The input:
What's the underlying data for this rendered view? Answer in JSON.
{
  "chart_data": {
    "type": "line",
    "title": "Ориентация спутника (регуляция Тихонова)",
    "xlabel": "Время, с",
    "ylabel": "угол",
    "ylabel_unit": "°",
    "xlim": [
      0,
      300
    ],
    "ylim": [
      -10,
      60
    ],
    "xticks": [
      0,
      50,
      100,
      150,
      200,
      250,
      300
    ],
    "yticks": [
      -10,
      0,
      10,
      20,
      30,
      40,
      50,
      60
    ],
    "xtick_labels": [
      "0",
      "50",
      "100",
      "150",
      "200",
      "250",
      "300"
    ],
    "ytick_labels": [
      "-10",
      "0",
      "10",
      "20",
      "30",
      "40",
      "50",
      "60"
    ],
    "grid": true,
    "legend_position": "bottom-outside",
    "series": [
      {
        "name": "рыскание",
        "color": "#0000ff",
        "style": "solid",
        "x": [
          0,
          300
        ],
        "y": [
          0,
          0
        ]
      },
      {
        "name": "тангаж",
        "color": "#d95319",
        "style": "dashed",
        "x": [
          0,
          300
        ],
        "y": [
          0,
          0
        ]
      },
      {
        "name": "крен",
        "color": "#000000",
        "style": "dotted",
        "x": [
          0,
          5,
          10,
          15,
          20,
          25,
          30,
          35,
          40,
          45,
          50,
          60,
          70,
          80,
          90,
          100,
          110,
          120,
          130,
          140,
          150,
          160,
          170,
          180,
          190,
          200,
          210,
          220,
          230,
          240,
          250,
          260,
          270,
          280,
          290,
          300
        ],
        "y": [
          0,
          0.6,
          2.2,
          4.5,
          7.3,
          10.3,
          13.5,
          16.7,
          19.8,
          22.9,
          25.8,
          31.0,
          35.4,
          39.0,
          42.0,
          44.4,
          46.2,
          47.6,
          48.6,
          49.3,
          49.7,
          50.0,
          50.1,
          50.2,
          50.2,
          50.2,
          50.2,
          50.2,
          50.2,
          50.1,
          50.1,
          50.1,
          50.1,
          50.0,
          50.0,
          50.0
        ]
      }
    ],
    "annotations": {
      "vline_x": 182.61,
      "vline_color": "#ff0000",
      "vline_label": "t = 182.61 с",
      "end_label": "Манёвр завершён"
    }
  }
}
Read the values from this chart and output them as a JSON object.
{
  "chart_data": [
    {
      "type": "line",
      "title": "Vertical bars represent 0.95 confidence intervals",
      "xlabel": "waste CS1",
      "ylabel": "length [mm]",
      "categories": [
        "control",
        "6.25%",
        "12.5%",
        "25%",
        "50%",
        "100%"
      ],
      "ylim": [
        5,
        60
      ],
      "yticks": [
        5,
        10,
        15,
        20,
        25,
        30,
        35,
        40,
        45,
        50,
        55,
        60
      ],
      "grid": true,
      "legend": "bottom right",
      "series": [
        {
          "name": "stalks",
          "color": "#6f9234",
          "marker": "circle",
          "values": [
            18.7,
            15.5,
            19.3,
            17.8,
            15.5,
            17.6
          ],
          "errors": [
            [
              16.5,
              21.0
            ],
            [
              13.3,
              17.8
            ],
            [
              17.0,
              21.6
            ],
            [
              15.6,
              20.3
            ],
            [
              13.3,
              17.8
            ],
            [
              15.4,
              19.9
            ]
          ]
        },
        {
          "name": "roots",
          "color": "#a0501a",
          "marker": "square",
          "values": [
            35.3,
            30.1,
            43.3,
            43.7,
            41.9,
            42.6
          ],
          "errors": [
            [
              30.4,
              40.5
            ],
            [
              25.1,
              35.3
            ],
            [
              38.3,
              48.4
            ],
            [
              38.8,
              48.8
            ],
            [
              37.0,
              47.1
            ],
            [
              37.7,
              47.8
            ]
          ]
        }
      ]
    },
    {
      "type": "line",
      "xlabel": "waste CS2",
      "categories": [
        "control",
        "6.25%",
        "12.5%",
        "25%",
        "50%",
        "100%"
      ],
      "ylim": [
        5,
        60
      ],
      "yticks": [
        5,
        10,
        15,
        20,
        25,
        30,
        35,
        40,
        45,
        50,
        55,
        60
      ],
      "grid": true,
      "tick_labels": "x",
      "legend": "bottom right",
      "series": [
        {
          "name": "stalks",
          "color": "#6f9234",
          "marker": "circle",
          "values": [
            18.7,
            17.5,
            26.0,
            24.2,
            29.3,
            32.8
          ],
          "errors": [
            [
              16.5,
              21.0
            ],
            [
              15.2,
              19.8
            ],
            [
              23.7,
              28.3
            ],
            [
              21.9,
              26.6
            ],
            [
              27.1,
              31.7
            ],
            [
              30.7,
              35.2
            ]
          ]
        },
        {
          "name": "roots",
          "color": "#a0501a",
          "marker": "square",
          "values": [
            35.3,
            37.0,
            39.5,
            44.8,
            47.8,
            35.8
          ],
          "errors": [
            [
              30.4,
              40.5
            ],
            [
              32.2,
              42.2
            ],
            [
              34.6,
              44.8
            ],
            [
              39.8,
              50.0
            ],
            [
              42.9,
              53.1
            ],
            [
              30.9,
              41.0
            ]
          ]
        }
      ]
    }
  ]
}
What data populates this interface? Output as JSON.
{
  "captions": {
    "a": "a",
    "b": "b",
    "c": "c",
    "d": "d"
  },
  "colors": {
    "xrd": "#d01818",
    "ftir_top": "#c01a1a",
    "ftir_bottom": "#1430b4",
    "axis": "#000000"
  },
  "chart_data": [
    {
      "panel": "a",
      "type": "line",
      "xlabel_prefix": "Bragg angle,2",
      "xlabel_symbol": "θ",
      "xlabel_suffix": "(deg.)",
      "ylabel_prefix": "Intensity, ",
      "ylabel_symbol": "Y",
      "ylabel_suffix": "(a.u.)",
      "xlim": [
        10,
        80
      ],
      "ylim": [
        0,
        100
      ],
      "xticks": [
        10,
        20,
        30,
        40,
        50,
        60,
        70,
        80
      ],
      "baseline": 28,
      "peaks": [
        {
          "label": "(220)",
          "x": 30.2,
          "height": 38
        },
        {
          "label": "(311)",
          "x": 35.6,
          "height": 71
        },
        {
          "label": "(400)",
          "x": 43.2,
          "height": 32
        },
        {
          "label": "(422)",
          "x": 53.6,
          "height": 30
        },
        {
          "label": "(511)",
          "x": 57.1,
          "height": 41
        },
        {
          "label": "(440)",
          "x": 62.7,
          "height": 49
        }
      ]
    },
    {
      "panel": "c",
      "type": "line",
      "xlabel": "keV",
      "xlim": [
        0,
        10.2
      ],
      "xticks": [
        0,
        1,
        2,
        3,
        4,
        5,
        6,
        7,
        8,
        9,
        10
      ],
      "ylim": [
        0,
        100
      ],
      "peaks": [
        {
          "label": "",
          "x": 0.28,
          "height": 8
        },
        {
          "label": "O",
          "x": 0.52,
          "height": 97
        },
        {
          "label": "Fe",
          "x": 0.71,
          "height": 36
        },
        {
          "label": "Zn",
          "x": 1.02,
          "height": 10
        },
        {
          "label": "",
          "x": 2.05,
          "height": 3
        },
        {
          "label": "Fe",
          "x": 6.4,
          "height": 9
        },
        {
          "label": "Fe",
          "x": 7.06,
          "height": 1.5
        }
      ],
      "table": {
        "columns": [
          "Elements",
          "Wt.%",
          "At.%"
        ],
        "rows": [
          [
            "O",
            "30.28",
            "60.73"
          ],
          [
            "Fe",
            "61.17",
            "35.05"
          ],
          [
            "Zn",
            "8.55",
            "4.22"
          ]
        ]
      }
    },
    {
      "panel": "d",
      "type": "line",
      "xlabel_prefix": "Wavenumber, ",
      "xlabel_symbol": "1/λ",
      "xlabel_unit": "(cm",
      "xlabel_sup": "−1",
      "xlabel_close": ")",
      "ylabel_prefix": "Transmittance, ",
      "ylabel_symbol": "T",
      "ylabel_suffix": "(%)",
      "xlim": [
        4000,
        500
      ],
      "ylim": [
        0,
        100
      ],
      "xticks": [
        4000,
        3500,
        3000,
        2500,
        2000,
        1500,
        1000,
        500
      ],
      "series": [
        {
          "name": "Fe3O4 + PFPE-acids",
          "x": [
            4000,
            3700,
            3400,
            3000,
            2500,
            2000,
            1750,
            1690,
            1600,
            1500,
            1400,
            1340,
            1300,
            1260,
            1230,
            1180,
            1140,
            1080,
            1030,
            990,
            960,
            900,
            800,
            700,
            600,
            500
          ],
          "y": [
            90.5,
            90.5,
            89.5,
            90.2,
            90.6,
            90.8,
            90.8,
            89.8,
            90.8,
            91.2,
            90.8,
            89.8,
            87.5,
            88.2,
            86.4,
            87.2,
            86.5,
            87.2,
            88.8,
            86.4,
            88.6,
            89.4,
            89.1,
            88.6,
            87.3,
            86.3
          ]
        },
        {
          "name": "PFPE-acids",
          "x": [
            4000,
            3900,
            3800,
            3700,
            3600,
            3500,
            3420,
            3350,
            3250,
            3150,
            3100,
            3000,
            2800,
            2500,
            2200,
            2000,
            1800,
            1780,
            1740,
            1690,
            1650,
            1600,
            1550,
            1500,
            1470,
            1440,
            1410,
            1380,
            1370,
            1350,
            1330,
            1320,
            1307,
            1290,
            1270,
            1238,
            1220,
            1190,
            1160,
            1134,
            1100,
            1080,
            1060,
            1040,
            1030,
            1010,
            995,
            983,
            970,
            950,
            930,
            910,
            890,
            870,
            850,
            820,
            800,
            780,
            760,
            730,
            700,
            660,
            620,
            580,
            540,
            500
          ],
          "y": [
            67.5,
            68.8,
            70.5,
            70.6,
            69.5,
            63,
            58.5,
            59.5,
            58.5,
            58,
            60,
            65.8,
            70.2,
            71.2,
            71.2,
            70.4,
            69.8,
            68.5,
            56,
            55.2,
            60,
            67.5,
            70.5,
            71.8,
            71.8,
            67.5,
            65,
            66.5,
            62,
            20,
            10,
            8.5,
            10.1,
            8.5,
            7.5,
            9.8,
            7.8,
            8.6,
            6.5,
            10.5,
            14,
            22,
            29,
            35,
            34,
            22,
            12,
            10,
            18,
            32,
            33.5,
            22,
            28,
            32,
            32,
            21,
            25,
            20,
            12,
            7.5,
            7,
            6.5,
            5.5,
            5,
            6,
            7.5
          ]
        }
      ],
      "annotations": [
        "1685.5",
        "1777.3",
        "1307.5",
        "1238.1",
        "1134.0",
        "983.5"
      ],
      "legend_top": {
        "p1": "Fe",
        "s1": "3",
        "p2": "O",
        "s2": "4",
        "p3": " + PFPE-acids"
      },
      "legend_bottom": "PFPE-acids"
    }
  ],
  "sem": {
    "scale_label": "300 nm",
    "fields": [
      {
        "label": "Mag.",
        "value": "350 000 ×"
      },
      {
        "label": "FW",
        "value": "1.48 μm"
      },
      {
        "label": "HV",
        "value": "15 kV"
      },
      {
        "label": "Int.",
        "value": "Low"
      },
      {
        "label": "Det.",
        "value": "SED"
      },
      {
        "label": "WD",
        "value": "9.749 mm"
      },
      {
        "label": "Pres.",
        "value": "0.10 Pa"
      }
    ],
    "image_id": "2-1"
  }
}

What to do: Exactly how many lines of the material contain the word "JSON"? Write the number alone.

Result below: 3